*Passage provided:*
________________________
Mathematics is distinguished from the sciences by the freedom it enjoys in choosing basic assumptions from which consequences can be deduced by applying the laws of logic. We call the basic assumptions axioms and the consequent results theorems.
But can things be done the other way around, using theorems to prove axioms? This is a central question of reverse mathematics.
What axioms are the “right”, or the “best”, axioms? Ideally they should be intuitive and instinctive, simple and undoubtedly true. Reverse mathematics seeks the best system of axioms required to prove a set of theorems. Its essence is to “work backwards”, using theorems as a starting point and proving that the axioms follow from them. This implies a logical equivalence.
The programme was initiated by Harvey Friedman of Ohio State University, who was once listed in the Guinness Book of World Records as the world's youngest professor.
________________________
*Stored data:*
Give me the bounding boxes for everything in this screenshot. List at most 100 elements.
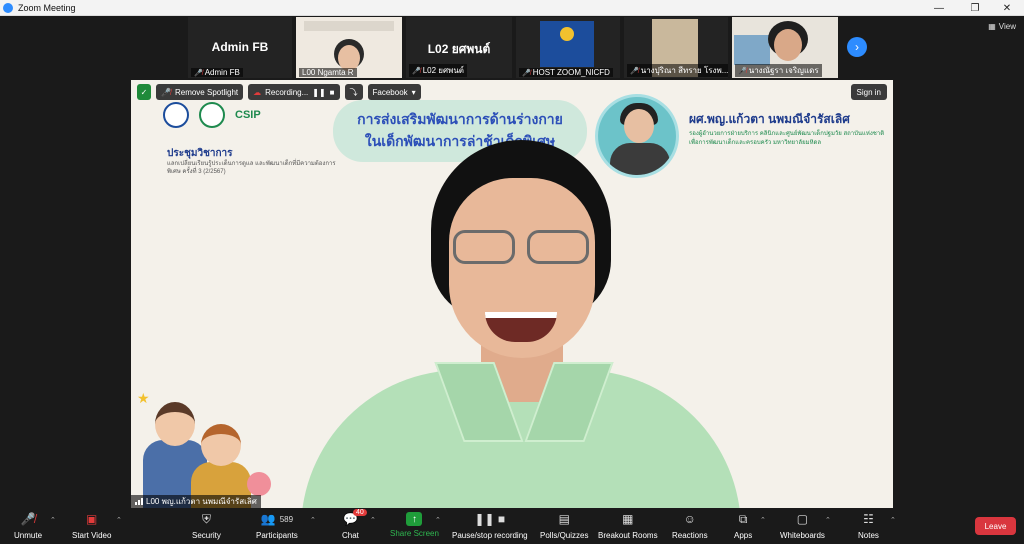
________________________
*Stated exercise:*
List the qualities that the passage on reverse mathematics says ideal axioms should have.

*Reply:*
Intuitive, instinctive, simple, and undoubtedly true.